Go through the material and tally the lines containing the string "zini". Give the total alone.

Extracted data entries
▬▬▬▬▬▬

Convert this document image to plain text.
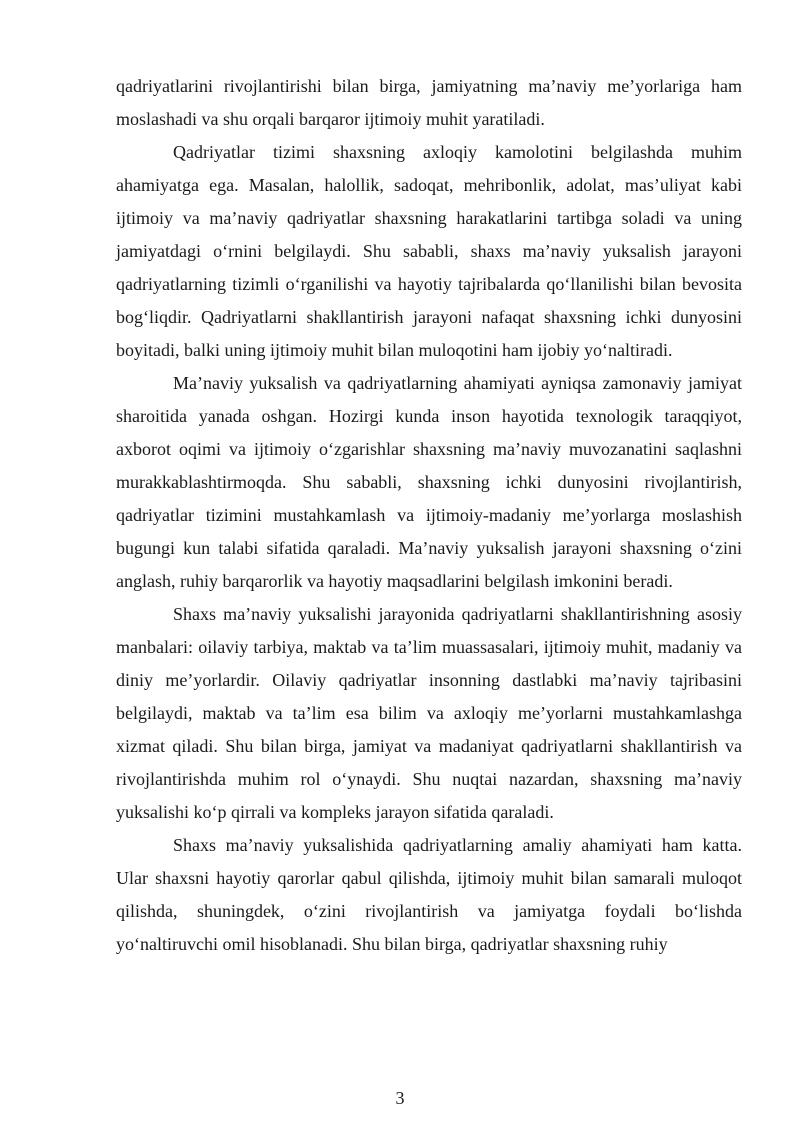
qadriyatlarini rivojlantirishi bilan birga, jamiyatning ma’naviy me’yorlariga ham moslashadi va shu orqali barqaror ijtimoiy muhit yaratiladi.

Qadriyatlar tizimi shaxsning axloqiy kamolotini belgilashda muhim ahamiyatga ega. Masalan, halollik, sadoqat, mehribonlik, adolat, mas’uliyat kabi ijtimoiy va ma’naviy qadriyatlar shaxsning harakatlarini tartibga soladi va uning jamiyatdagi o‘rnini belgilaydi. Shu sababli, shaxs ma’naviy yuksalish jarayoni qadriyatlarning tizimli o‘rganilishi va hayotiy tajribalarda qo‘llanilishi bilan bevosita bog‘liqdir. Qadriyatlarni shakllantirish jarayoni nafaqat shaxsning ichki dunyosini boyitadi, balki uning ijtimoiy muhit bilan muloqotini ham ijobiy yo‘naltiradi.

Ma’naviy yuksalish va qadriyatlarning ahamiyati ayniqsa zamonaviy jamiyat sharoitida yanada oshgan. Hozirgi kunda inson hayotida texnologik taraqqiyot, axborot oqimi va ijtimoiy o‘zgarishlar shaxsning ma’naviy muvozanatini saqlashni murakkablashtirmoqda. Shu sababli, shaxsning ichki dunyosini rivojlantirish, qadriyatlar tizimini mustahkamlash va ijtimoiy-madaniy me’yorlarga moslashish bugungi kun talabi sifatida qaraladi. Ma’naviy yuksalish jarayoni shaxsning o‘zini anglash, ruhiy barqarorlik va hayotiy maqsadlarini belgilash imkonini beradi.

Shaxs ma’naviy yuksalishi jarayonida qadriyatlarni shakllantirishning asosiy manbalari: oilaviy tarbiya, maktab va ta’lim muassasalari, ijtimoiy muhit, madaniy va diniy me’yorlardir. Oilaviy qadriyatlar insonning dastlabki ma’naviy tajribasini belgilaydi, maktab va ta’lim esa bilim va axloqiy me’yorlarni mustahkamlashga xizmat qiladi. Shu bilan birga, jamiyat va madaniyat qadriyatlarni shakllantirish va rivojlantirishda muhim rol o‘ynaydi. Shu nuqtai nazardan, shaxsning ma’naviy yuksalishi ko‘p qirrali va kompleks jarayon sifatida qaraladi.

Shaxs ma’naviy yuksalishida qadriyatlarning amaliy ahamiyati ham katta. Ular shaxsni hayotiy qarorlar qabul qilishda, ijtimoiy muhit bilan samarali muloqot qilishda, shuningdek, o‘zini rivojlantirish va jamiyatga foydali bo‘lishda yo‘naltiruvchi omil hisoblanadi. Shu bilan birga, qadriyatlar shaxsning ruhiy

3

▬▬▬▬▬▬

Finished task: 2